Return only the number of lines holding the word "一个力以上作用在同一个物体时".

> Data supplied:
═══
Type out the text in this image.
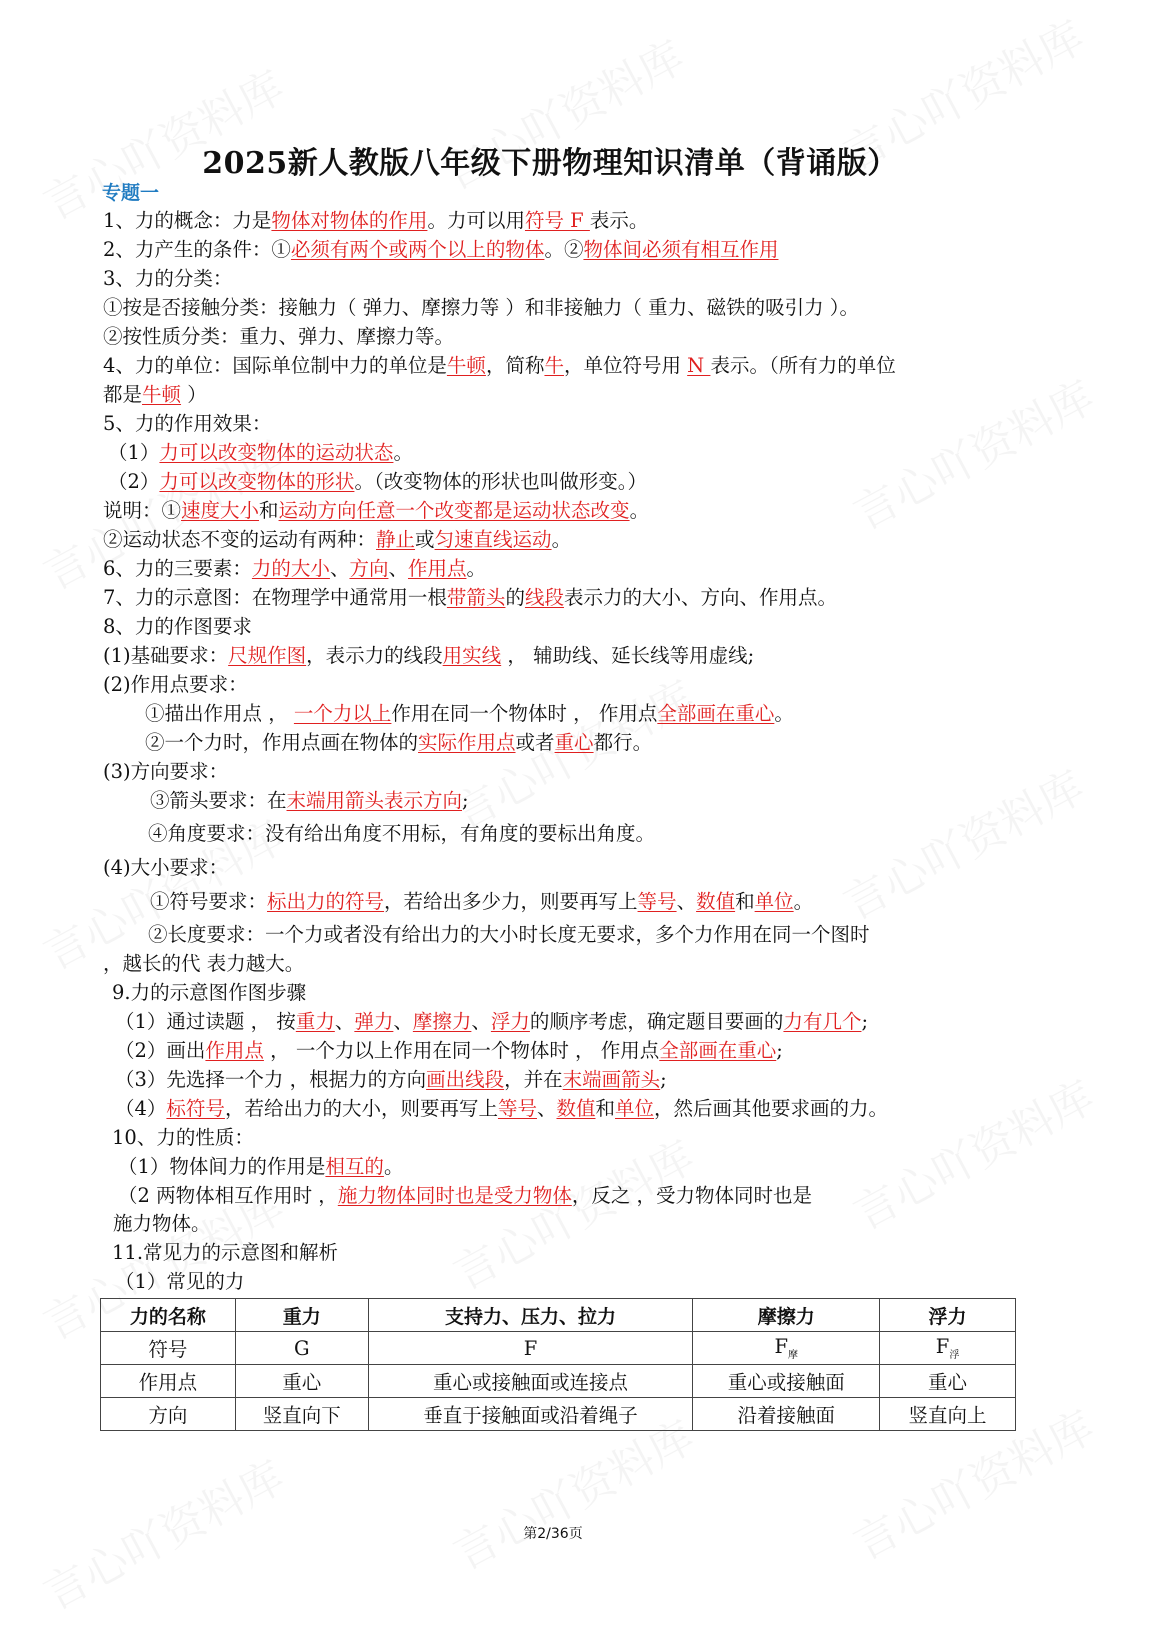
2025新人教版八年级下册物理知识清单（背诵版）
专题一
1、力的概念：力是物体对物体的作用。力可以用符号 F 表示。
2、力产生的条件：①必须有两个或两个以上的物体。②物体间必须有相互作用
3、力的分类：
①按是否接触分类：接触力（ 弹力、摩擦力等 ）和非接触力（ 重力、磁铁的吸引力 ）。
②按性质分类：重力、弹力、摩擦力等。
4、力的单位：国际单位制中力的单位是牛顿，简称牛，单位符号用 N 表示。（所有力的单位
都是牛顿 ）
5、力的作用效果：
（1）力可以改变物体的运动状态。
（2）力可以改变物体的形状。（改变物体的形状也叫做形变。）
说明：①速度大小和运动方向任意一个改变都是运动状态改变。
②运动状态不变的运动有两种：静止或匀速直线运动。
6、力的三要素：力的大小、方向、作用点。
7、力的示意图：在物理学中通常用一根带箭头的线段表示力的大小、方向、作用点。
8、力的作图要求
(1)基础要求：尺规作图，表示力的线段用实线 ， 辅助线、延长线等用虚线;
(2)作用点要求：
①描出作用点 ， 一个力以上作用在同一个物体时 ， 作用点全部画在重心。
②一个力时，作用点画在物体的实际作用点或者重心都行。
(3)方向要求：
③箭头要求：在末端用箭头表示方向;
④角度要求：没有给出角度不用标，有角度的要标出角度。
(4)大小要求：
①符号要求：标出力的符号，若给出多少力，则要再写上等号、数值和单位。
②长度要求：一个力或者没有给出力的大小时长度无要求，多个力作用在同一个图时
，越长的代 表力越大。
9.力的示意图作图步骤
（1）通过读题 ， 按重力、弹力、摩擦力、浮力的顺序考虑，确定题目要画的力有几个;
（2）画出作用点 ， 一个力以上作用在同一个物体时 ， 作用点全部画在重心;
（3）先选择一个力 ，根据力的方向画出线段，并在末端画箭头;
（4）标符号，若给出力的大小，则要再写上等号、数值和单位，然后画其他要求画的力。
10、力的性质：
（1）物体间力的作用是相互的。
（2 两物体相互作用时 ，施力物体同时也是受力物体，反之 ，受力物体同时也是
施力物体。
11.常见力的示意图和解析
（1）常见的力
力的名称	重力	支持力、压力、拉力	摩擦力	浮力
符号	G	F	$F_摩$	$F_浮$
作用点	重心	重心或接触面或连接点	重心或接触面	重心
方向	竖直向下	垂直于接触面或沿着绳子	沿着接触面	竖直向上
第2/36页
═══
> Result for this exercise: 2